■ **Problem set**:
[1] Answer these questions from the FlurryPORT CLI documentation below, one answer per line.
(a) Where is the configuration file stored?
(b) What AutoReplay value do targets created via the CLI get by default?
(c) What happens to a replay triggered to a localhost target while the CLI is not running?
[2] In the FlurryPORT CLI documentation below, rewrite the paragraph beginning "Targets created via the CLI default" as a short bulleted list that keeps its main facts.

Sequence replays (triggered from the UI via "Run collection") are grouped under a header in the CLI output, so you can visually track multi-item runs.

target create

Create a replay target without leaving the terminal. With no flags, the wizard auto-picks the only project/endpoint or prompts when there are several.

# Interactive wizard
flurryport target create

# Fully scripted (skip all prompts)
flurryport target create \
  --project my-project \
  --endpoint stripe-webhook \
  --url http://localhost:3000/webhooks \
  --name "My local"

Targets created via the CLI default to AutoReplay: false. Auto-forward must be enabled in the web UI — the CLI deliberately does not flip that flag because auto-forward to an unverified domain would amplify webhook traffic. (Localhost is exempt from domain verification because the CLI is what delivers it.)

login

flurryport login fp_your_token_here              # default account
flurryport login --name alice fp_token            # named account in the active environment

account

Manage multiple accounts within the active environment. Useful when you contribute to several teams’ projects.

flurryport account list           # list accounts in active environment
flurryport account use alice      # switch active account
flurryport account remove alice   # delete an account from config

config

flurryport config show

Shows the active account and all configured accounts.

Configuration file

Config lives at ~/.flurryport/config.json and is rewritten on every command. Direct editing is supported.

{
  "activeEnvironment": "prod",
  "environments": {
    "prod": {
      "apiUrl": "https://api.flurryport.io",
      "activeAccount": "me",
      "accounts": {
        "me":    { "apiKey": "fp_..." },
        "alice": { "apiKey": "fp_..." }
      }
    }
  }
}

Pre-existing flat configs ({ apiUrl, apiKey }) from earlier CLI versions are auto-migrated to the new shape on first load.

Authentication & PAT restrictions

The CLI authenticates via fp_ Personal Access Tokens passed as Authorization: Bearer fp_.... The Users and Billing APIs reject PAT auth entirely — only the Core API accepts it, and only for these operations:

Reading projects, endpoints, captures, replay targets, executions, sequences, collections
Creating, updating, and deleting replay targets
Triggering replays, batch replays, sequence replays, and collection runs
Recording CLI replay results back to FlurryPORT
Mutating projects, endpoints, captures, plans, billing, or domain verifications
Anything in the Users or Billing APIs (settings, terms, feedback, subscriptions)

This means a teammate with your PAT can forward your captures to their localhost and create their own replay targets, but cannot delete your projects, modify your billing, or extend their own access. Lost or leaked tokens can be revoked individually from Settings.

How `listen` works internally

1
CLI fetches your projects + endpoints + replay targets, filters to those with localhost URLs.
2
You pick which target to attach to (auto-selected when there’s only one).
3
Any pending executions created before this CLI session started are claimed and dead-lettered — prevents replaying a stale backlog on restart.
4
CLI polls the pending-executions endpoint every few seconds for the chosen target.
5
For each pending execution, fetches the original captured request, decrypts on the server side, returns the bytes, and the CLI POSTs them to your localhost URL with the original method + headers + body.
6
The response (status, headers, body preview, duration) is recorded back to FlurryPORT via /api/v1/replay/record, so the execution shows up complete in the web UI.

Limitations & notes

⚠️ The server-side replay processor deliberately skips localhost targets — only the CLI can forward to localhost. If you trigger a replay to a localhost target while the CLI is not running, it sits Pending for one minute and is then marked dead-lettered.
⚠️ The CLI does not honor the StopOnFailure flag itself. The server marks remaining sequence items as Skipped on the first non-2xx response, so the CLI’s next poll won’t see them — the effect is the same, but the mechanism is server-side, not client-side.
⚠️ Multiple `flurryport listen` instances on the same target compete for executions. The pending-executions endpoint claims rows atomically, so each execution is forwarded exactly once — but ordering is not guaranteed across competing listeners.

■ **Dataset excerpts**:

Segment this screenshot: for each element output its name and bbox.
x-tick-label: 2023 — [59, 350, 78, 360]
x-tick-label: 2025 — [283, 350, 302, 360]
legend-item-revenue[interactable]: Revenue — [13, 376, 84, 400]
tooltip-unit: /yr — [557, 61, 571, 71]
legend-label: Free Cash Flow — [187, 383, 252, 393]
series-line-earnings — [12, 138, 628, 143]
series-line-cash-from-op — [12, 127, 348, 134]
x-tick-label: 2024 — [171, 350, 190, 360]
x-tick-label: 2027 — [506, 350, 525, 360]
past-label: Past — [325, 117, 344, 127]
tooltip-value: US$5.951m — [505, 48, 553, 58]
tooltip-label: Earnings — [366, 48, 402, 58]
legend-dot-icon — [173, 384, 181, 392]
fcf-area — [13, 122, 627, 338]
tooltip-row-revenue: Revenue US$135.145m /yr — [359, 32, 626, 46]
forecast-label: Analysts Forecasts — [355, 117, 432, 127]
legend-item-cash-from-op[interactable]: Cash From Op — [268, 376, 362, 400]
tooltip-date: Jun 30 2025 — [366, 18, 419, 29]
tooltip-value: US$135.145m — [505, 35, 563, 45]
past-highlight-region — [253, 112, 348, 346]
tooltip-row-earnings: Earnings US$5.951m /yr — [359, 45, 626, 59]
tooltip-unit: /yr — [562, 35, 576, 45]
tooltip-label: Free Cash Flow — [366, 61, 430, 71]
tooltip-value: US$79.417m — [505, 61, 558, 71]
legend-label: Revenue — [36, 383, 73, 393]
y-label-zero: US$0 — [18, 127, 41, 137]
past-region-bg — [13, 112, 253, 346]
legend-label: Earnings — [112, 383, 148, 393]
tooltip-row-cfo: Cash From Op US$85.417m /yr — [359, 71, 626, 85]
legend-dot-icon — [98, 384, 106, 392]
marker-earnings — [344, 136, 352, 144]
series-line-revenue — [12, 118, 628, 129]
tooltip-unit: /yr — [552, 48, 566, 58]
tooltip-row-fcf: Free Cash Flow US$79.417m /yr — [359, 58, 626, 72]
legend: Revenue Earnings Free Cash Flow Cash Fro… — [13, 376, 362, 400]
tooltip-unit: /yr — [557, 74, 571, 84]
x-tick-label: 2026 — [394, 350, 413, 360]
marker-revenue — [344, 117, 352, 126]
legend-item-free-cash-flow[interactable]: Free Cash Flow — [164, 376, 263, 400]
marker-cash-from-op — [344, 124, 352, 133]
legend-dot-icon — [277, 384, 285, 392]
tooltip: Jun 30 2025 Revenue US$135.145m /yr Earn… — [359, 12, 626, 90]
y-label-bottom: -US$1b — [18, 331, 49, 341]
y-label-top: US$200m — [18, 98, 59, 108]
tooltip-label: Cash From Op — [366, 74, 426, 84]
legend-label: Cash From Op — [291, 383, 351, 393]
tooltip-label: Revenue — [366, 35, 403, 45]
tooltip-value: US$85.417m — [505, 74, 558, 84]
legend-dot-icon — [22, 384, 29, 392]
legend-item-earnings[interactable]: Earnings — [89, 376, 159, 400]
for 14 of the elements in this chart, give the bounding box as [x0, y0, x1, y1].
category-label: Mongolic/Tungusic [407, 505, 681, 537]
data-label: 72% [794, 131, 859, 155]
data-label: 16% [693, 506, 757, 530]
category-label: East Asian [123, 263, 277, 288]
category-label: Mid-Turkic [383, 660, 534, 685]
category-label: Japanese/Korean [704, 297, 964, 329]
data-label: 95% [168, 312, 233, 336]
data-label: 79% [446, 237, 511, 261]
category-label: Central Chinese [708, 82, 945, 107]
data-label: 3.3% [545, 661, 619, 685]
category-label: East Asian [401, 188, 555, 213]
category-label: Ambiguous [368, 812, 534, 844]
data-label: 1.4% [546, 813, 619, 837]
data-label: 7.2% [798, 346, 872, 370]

■ **Completed exercise**:
[1]
(a) At ~/.flurryport/config.json.
(b) AutoReplay: false.
(c) It sits Pending for one minute and is then marked dead-lettered.

[2]
- Targets created via the CLI default to AutoReplay: false.
- Auto-forward must be enabled in the web UI.
- The CLI deliberately does not turn on auto-forward, because auto-forwarding to an unverified domain would amplify webhook traffic.
- Localhost is exempt from domain verification because the CLI delivers to it.